-- Exercise brief --
Below are some records. Write out the lines from the one containing "Parse this screenshot: output" to the last line, word for word, leaving out pictures.
─── Extracted data ───
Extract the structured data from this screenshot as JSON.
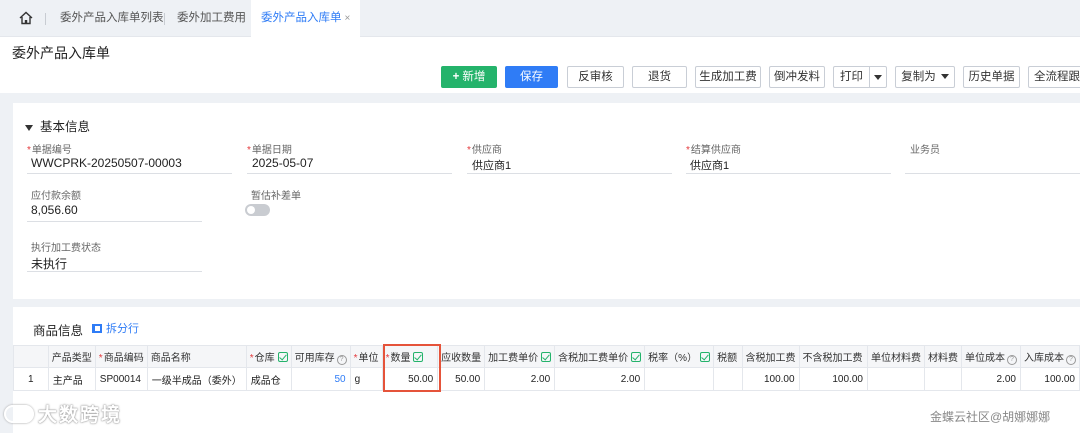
{
  "tabs": [
    {
      "label": "委外产品入库单列表"
    },
    {
      "label": "委外加工费用"
    },
    {
      "label": "委外产品入库单",
      "close": "×"
    }
  ],
  "page_title": "委外产品入库单",
  "toolbar": {
    "new": "新增",
    "save": "保存",
    "unaudit": "反审核",
    "return": "退货",
    "gen_fee": "生成加工费",
    "reverse": "倒冲发料",
    "print": "打印",
    "copy_as": "复制为",
    "history": "历史单据",
    "trace": "全流程跟踪"
  },
  "basic": {
    "title": "基本信息",
    "fields": {
      "bill_no": {
        "label": "单据编号",
        "value": "WWCPRK-20250507-00003"
      },
      "bill_date": {
        "label": "单据日期",
        "value": "2025-05-07"
      },
      "supplier": {
        "label": "供应商",
        "value": "供应商1"
      },
      "settle_supplier": {
        "label": "结算供应商",
        "value": "供应商1"
      },
      "salesman": {
        "label": "业务员",
        "value": ""
      },
      "payable": {
        "label": "应付款余额",
        "value": "8,056.60"
      },
      "estimate": {
        "label": "暂估补差单"
      },
      "exec_status": {
        "label": "执行加工费状态",
        "value": "未执行"
      }
    }
  },
  "goods": {
    "title": "商品信息",
    "split_row": "拆分行",
    "columns": [
      {
        "label": ""
      },
      {
        "label": "产品类型"
      },
      {
        "label": "商品编码",
        "required": "*"
      },
      {
        "label": "商品名称"
      },
      {
        "label": "仓库",
        "required": "*",
        "check": true
      },
      {
        "label": "可用库存",
        "help": "?"
      },
      {
        "label": "单位",
        "required": "*"
      },
      {
        "label": "数量",
        "required": "*",
        "check": true
      },
      {
        "label": "应收数量"
      },
      {
        "label": "加工费单价",
        "check": true
      },
      {
        "label": "含税加工费单价",
        "check": true
      },
      {
        "label": "税率（%）",
        "check": true
      },
      {
        "label": "税额"
      },
      {
        "label": "含税加工费"
      },
      {
        "label": "不含税加工费"
      },
      {
        "label": "单位材料费"
      },
      {
        "label": "材料费"
      },
      {
        "label": "单位成本",
        "help": "?"
      },
      {
        "label": "入库成本",
        "help": "?"
      }
    ],
    "rows": [
      [
        "1",
        "主产品",
        "SP00014",
        "一级半成品（委外）",
        "成品仓",
        "50",
        "g",
        "50.00",
        "50.00",
        "2.00",
        "2.00",
        "",
        "",
        "100.00",
        "100.00",
        "",
        "",
        "2.00",
        "100.00"
      ]
    ]
  },
  "watermarks": {
    "left": "大数跨境",
    "right": "金蝶云社区@胡娜娜娜"
  },
  "colors": {
    "primary": "#2f7cf6",
    "green": "#24b36b",
    "highlight": "#e5533a",
    "required": "#e4393c"
  }
}
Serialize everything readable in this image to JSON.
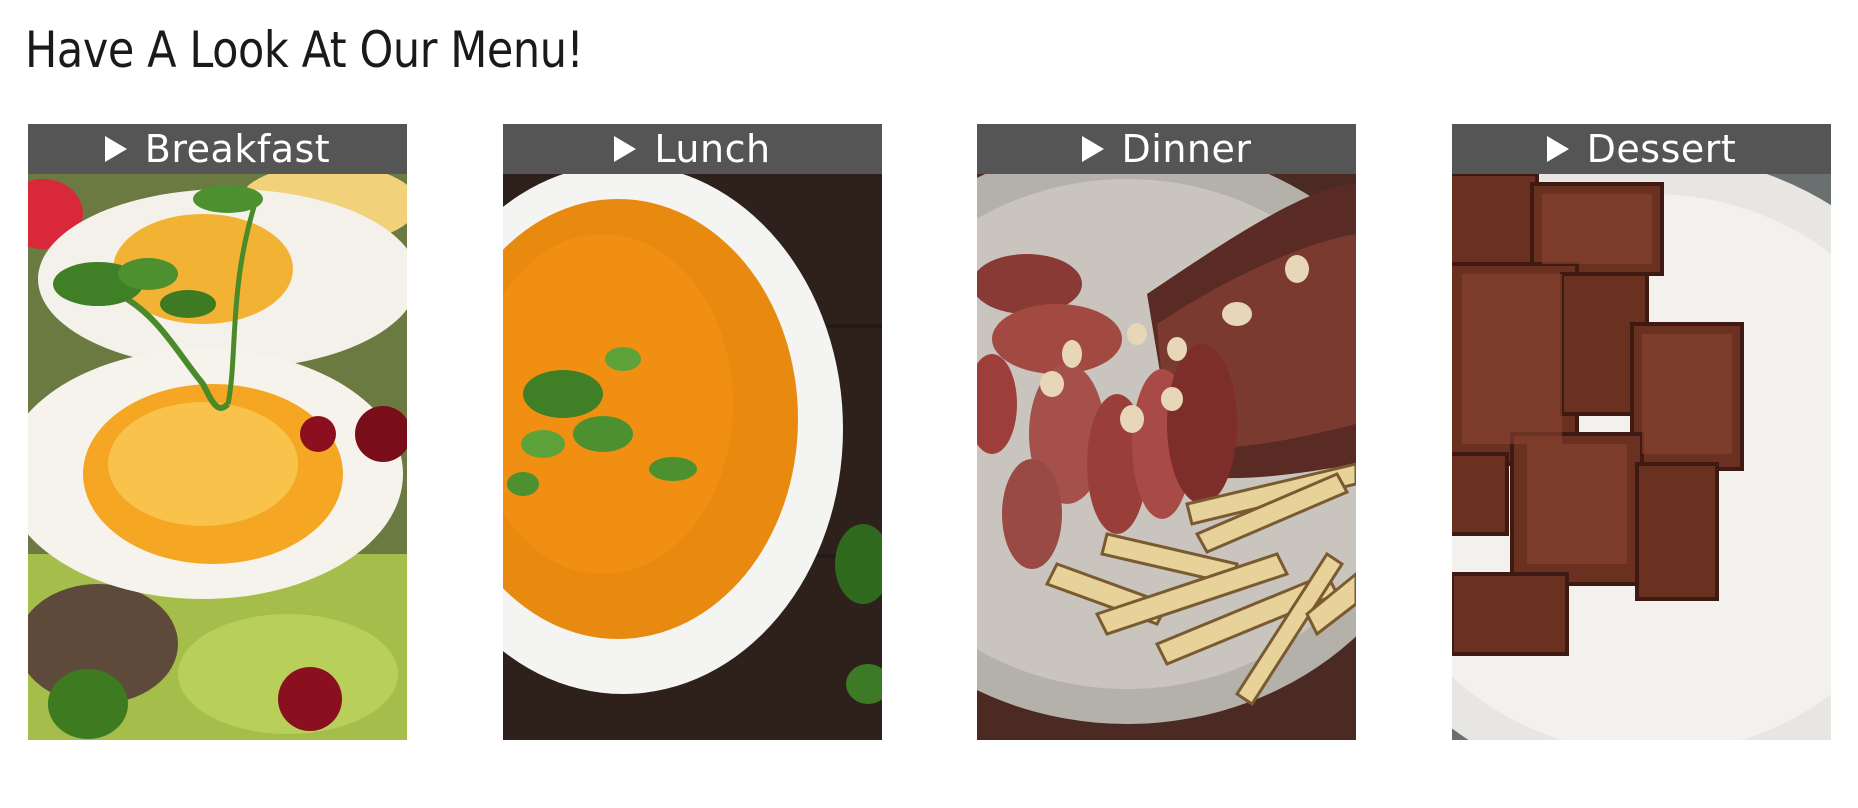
{
  "page": {
    "title": "Have A Look At Our Menu!"
  },
  "menu": [
    {
      "label": "Breakfast",
      "image": "boiled eggs on avocado toast"
    },
    {
      "label": "Lunch",
      "image": "bowl of tomato soup"
    },
    {
      "label": "Dinner",
      "image": "sliced steak with fries"
    },
    {
      "label": "Dessert",
      "image": "plate of brownies"
    }
  ],
  "icons": {
    "toggle": "play-triangle-icon"
  },
  "colors": {
    "header_bg": "#555555",
    "header_text": "#ffffff"
  }
}
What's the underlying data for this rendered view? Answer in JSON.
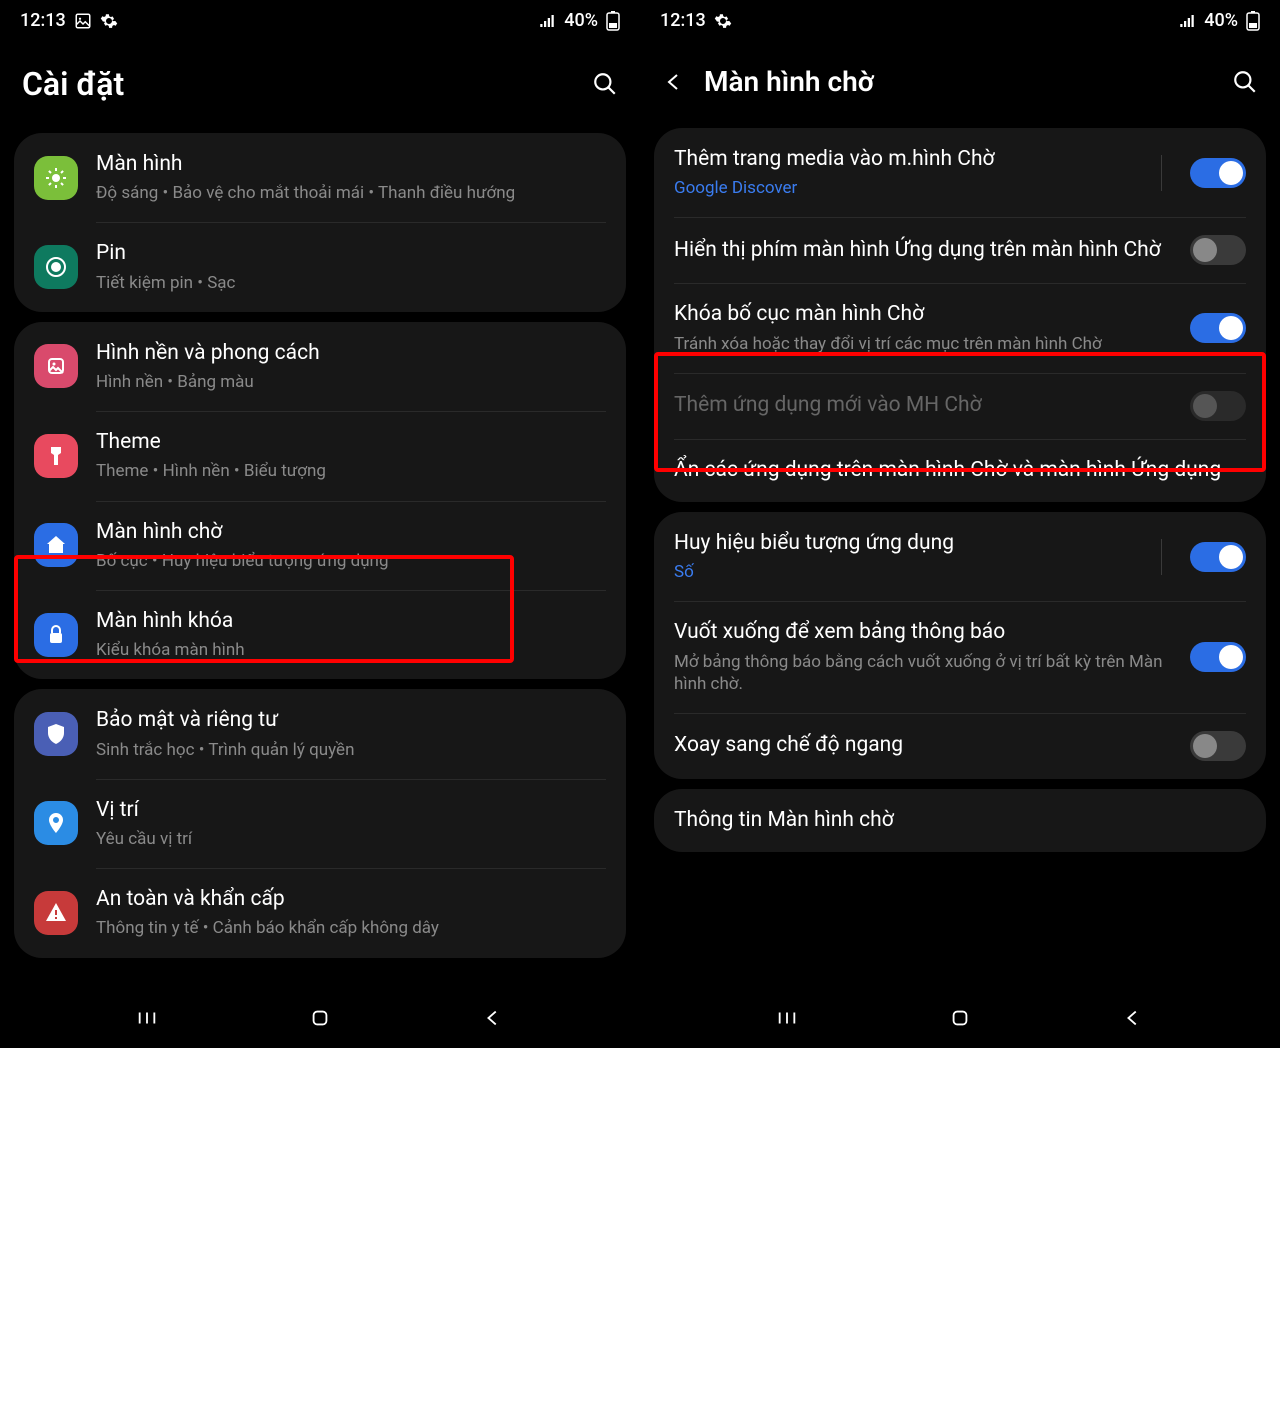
{
  "status": {
    "time": "12:13",
    "battery": "40%"
  },
  "left": {
    "title": "Cài đặt",
    "groups": [
      [
        {
          "icon": "display",
          "color": "#7bbf3a",
          "title": "Màn hình",
          "sub": "Độ sáng  •  Bảo vệ cho mắt thoải mái  •  Thanh điều hướng"
        },
        {
          "icon": "battery",
          "color": "#0e7a5f",
          "title": "Pin",
          "sub": "Tiết kiệm pin  •  Sạc"
        }
      ],
      [
        {
          "icon": "wallpaper",
          "color": "#d94a6c",
          "title": "Hình nền và phong cách",
          "sub": "Hình nền  •  Bảng màu"
        },
        {
          "icon": "theme",
          "color": "#e84a5f",
          "title": "Theme",
          "sub": "Theme  •  Hình nền  •  Biểu tượng"
        },
        {
          "icon": "home",
          "color": "#2b6de4",
          "title": "Màn hình chờ",
          "sub": "Bố cục  •  Huy hiệu biểu tượng ứng dụng"
        },
        {
          "icon": "lock",
          "color": "#2b6de4",
          "title": "Màn hình khóa",
          "sub": "Kiểu khóa màn hình"
        }
      ],
      [
        {
          "icon": "shield",
          "color": "#4a5fb5",
          "title": "Bảo mật và riêng tư",
          "sub": "Sinh trắc học  •  Trình quản lý quyền"
        },
        {
          "icon": "location",
          "color": "#2b8ce4",
          "title": "Vị trí",
          "sub": "Yêu cầu vị trí"
        },
        {
          "icon": "emergency",
          "color": "#c73a3a",
          "title": "An toàn và khẩn cấp",
          "sub": "Thông tin y tế  •  Cảnh báo khẩn cấp không dây"
        }
      ]
    ]
  },
  "right": {
    "title": "Màn hình chờ",
    "items": [
      {
        "title": "Thêm trang media vào m.hình Chờ",
        "sub": "Google Discover",
        "sublink": true,
        "toggle": "on",
        "vdiv": true
      },
      {
        "title": "Hiển thị phím màn hình Ứng dụng trên màn hình Chờ",
        "toggle": "off"
      },
      {
        "title": "Khóa bố cục màn hình Chờ",
        "sub": "Tránh xóa hoặc thay đổi vị trí các mục trên màn hình Chờ",
        "toggle": "on"
      },
      {
        "title": "Thêm ứng dụng mới vào MH Chờ",
        "toggle": "disabled",
        "disabled": true
      },
      {
        "title": "Ẩn các ứng dụng trên màn hình Chờ và màn hình Ứng dụng"
      },
      {
        "title": "Huy hiệu biểu tượng ứng dụng",
        "sub": "Số",
        "sublink": true,
        "toggle": "on",
        "vdiv": true
      },
      {
        "title": "Vuốt xuống để xem bảng thông báo",
        "sub": "Mở bảng thông báo bằng cách vuốt xuống ở vị trí bất kỳ trên Màn hình chờ.",
        "toggle": "on"
      },
      {
        "title": "Xoay sang chế độ ngang",
        "toggle": "off"
      },
      {
        "title": "Thông tin Màn hình chờ"
      }
    ],
    "groups": [
      [
        0,
        1,
        2,
        3,
        4
      ],
      [
        5,
        6,
        7
      ],
      [
        8
      ]
    ]
  }
}
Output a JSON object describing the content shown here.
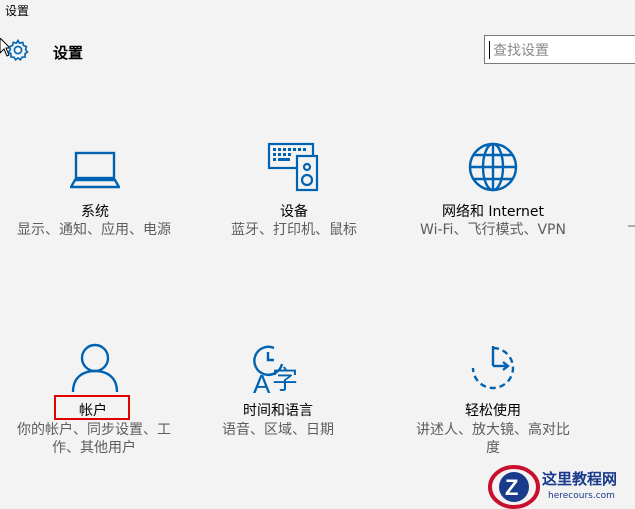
{
  "window": {
    "title": "设置"
  },
  "header": {
    "title": "设置",
    "icon": "gear-icon"
  },
  "search": {
    "placeholder": "查找设置",
    "value": ""
  },
  "tiles": [
    {
      "id": "system",
      "icon": "laptop-icon",
      "label": "系统",
      "description": "显示、通知、应用、电源"
    },
    {
      "id": "devices",
      "icon": "devices-icon",
      "label": "设备",
      "description": "蓝牙、打印机、鼠标"
    },
    {
      "id": "network",
      "icon": "globe-icon",
      "label": "网络和 Internet",
      "description": "Wi-Fi、飞行模式、VPN"
    },
    {
      "id": "accounts",
      "icon": "person-icon",
      "label": "帐户",
      "description": "你的帐户、同步设置、工作、其他用户"
    },
    {
      "id": "time-language",
      "icon": "time-language-icon",
      "label": "时间和语言",
      "description": "语音、区域、日期"
    },
    {
      "id": "ease-of-access",
      "icon": "ease-of-access-icon",
      "label": "轻松使用",
      "description": "讲述人、放大镜、高对比度"
    }
  ],
  "watermark": {
    "title": "这里教程网",
    "url": "herecours.com"
  },
  "colors": {
    "accent": "#0063b1",
    "highlight": "#e00000",
    "background": "#f3f3f3"
  }
}
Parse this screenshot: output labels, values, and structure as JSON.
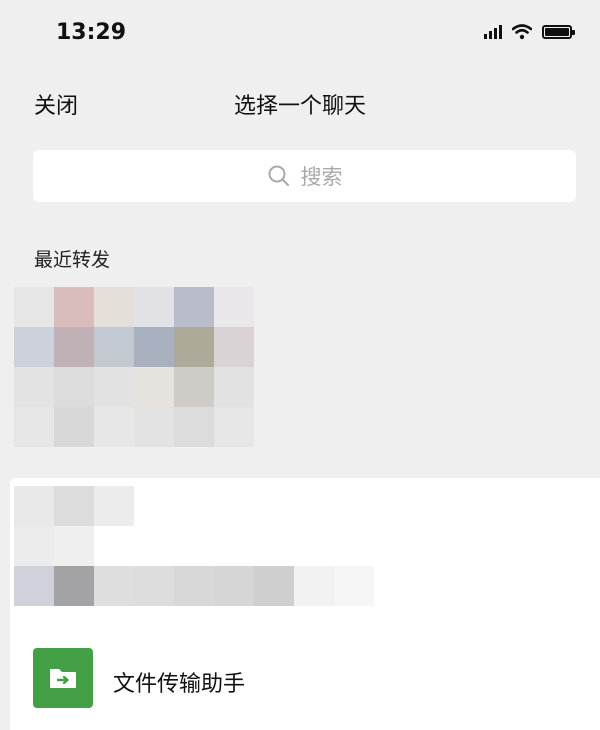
{
  "status_bar": {
    "time": "13:29",
    "icons": [
      "cellular-signal-icon",
      "wifi-icon",
      "battery-icon"
    ]
  },
  "nav": {
    "close_label": "关闭",
    "title": "选择一个聊天"
  },
  "search": {
    "placeholder": "搜索",
    "icon": "search-icon"
  },
  "recent": {
    "section_label": "最近转发"
  },
  "chats": [
    {
      "name": "文件传输助手",
      "icon": "file-transfer-icon",
      "icon_color": "#43a047"
    }
  ],
  "colors": {
    "background": "#efefef",
    "panel": "#ffffff",
    "file_assistant_green": "#43a047"
  }
}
───
-- Completed exercise --
Parse this screenshot: output labels, values, and structure as JSON.
{
  "status_bar": {
    "time": "13:29",
    "icons": [
      "cellular-signal-icon",
      "wifi-icon",
      "battery-icon"
    ]
  },
  "nav": {
    "close_label": "关闭",
    "title": "选择一个聊天"
  },
  "search": {
    "placeholder": "搜索",
    "icon": "search-icon"
  },
  "recent": {
    "section_label": "最近转发"
  },
  "chats": [
    {
      "name": "文件传输助手",
      "icon": "file-transfer-icon",
      "icon_color": "#43a047"
    }
  ],
  "colors": {
    "background": "#efefef",
    "panel": "#ffffff",
    "file_assistant_green": "#43a047"
  }
}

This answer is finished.